---- Data section

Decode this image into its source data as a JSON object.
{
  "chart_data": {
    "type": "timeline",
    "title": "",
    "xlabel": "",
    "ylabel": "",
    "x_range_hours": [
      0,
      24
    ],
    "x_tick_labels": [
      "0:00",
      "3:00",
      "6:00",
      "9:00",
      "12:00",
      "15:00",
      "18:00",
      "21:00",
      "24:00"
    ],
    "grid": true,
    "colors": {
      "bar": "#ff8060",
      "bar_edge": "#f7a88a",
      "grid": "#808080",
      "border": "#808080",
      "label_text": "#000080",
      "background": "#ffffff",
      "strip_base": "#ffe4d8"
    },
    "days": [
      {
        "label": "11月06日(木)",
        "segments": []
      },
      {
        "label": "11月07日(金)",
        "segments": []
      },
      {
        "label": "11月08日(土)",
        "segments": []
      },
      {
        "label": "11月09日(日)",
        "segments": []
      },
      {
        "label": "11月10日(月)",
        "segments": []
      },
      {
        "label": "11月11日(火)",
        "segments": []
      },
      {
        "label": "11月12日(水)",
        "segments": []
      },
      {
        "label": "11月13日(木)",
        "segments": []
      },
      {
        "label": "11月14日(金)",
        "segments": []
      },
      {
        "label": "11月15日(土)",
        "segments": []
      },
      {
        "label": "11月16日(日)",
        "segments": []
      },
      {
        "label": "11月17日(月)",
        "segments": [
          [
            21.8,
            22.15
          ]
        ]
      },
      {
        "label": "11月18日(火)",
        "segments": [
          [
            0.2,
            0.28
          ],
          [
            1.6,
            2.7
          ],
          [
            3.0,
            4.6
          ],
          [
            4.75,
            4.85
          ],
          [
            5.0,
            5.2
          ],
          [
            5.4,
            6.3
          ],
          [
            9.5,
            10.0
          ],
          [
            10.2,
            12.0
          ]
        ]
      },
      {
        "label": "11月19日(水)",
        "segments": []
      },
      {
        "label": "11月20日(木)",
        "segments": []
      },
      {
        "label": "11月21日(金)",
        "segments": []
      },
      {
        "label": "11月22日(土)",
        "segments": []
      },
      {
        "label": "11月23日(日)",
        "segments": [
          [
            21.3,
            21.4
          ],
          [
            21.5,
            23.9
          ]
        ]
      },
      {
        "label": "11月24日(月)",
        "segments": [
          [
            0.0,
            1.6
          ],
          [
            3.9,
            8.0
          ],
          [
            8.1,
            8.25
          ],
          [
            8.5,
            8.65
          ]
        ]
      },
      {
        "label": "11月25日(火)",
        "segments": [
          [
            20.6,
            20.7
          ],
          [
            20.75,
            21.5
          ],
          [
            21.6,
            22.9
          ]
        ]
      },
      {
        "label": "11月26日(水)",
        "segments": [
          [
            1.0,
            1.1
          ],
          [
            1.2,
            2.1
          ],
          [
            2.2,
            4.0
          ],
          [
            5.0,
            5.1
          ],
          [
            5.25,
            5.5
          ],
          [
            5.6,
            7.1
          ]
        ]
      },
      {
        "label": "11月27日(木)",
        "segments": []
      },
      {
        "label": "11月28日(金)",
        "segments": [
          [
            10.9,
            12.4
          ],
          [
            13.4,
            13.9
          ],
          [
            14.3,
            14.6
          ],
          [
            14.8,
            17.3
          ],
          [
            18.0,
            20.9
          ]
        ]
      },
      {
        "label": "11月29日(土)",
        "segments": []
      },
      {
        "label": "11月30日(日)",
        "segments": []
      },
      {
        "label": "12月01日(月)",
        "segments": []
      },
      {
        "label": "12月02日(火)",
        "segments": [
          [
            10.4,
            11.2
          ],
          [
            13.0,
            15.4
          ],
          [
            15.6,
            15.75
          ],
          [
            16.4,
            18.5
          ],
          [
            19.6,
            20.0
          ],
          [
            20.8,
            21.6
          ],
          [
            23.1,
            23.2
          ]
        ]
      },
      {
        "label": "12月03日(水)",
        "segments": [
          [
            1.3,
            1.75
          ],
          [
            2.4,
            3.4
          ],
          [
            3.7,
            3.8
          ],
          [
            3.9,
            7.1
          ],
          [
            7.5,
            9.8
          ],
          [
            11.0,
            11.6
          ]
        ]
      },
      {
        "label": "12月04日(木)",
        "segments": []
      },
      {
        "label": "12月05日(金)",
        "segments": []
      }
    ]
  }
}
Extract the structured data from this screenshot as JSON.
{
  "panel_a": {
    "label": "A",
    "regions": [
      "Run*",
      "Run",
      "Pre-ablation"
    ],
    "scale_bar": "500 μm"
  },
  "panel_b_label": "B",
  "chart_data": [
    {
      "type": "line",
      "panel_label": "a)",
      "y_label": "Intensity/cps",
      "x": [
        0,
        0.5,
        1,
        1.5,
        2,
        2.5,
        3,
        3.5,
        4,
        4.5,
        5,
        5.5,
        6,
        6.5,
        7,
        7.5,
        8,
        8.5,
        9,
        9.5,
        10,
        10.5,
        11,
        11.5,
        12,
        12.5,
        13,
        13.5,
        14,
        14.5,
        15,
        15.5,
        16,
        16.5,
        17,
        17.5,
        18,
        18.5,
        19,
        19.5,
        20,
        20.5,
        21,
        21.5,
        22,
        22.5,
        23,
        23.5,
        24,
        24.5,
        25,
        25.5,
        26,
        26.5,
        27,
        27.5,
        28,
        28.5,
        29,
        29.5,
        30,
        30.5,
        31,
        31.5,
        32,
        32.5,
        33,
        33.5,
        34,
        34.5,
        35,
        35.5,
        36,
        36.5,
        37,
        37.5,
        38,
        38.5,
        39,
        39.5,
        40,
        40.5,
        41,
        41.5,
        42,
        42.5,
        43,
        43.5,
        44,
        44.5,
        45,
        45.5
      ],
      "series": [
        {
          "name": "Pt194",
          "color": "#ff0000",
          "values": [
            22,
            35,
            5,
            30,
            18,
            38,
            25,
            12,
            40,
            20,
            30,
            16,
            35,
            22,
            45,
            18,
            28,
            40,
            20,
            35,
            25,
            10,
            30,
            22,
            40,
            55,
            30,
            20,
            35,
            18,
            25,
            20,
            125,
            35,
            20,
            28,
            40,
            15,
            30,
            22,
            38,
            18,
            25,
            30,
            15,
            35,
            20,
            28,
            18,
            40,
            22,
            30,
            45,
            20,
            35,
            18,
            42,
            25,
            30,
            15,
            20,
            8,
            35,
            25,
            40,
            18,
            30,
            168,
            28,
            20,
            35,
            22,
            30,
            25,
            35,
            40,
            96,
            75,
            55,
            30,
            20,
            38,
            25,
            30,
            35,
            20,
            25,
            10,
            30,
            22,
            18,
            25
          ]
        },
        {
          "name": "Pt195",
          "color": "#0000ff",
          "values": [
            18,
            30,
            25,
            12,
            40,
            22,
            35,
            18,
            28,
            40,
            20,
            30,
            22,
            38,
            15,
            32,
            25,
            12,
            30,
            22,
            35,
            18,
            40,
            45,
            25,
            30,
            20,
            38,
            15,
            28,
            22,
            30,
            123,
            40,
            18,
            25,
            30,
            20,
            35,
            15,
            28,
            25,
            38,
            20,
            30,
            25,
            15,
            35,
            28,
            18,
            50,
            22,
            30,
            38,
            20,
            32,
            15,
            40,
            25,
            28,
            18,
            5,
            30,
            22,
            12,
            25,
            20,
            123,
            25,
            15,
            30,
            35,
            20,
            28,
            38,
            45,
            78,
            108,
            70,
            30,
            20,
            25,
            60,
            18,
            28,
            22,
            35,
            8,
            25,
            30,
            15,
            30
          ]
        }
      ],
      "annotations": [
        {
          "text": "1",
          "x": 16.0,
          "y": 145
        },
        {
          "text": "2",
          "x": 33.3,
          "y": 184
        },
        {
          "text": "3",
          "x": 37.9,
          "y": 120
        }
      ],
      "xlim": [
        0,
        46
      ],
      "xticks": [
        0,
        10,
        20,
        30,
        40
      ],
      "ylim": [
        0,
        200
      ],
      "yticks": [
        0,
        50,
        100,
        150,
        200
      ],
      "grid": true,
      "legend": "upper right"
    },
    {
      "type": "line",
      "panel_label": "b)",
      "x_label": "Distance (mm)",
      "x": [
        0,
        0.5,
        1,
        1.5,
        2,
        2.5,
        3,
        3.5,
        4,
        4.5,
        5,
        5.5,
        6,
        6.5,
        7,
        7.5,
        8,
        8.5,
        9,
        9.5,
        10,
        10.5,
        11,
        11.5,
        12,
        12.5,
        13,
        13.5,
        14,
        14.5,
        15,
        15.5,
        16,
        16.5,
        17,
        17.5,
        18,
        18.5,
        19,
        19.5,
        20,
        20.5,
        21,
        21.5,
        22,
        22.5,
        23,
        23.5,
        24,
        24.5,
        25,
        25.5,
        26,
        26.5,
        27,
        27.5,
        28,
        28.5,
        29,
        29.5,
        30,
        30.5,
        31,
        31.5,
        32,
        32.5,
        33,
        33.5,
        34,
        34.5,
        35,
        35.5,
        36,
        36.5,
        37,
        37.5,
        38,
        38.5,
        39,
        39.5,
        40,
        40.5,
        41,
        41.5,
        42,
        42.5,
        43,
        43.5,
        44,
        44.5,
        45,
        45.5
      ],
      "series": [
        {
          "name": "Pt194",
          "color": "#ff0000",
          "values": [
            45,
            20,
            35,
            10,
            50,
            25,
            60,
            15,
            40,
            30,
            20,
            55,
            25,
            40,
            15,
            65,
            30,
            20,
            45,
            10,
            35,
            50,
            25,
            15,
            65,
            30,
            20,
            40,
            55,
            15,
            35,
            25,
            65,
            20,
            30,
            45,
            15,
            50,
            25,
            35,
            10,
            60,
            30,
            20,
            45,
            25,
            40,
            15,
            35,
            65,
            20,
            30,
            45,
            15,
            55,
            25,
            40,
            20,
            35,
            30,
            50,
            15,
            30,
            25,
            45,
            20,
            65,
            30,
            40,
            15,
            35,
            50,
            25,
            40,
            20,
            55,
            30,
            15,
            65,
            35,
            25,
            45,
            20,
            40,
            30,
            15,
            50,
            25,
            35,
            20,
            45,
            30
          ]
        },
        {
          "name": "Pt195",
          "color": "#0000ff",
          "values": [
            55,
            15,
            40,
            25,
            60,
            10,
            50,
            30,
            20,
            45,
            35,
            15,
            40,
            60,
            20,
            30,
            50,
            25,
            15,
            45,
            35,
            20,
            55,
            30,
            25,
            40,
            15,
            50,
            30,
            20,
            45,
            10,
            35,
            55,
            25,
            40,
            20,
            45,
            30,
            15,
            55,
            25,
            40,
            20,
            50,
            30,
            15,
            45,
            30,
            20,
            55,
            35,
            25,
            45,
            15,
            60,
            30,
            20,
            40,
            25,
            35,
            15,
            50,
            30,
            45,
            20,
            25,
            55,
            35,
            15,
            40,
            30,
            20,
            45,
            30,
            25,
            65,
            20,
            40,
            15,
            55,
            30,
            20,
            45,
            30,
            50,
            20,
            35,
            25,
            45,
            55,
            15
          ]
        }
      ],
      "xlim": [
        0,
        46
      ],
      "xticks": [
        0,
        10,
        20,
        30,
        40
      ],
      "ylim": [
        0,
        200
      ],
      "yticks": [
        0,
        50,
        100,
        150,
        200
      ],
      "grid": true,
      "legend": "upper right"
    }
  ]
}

--------

Task goal
Collect every line above that contains the word "grid".

Completed exercise
    "grid": true,
      "grid": "#808080",
      "grid": true,
      "grid": true,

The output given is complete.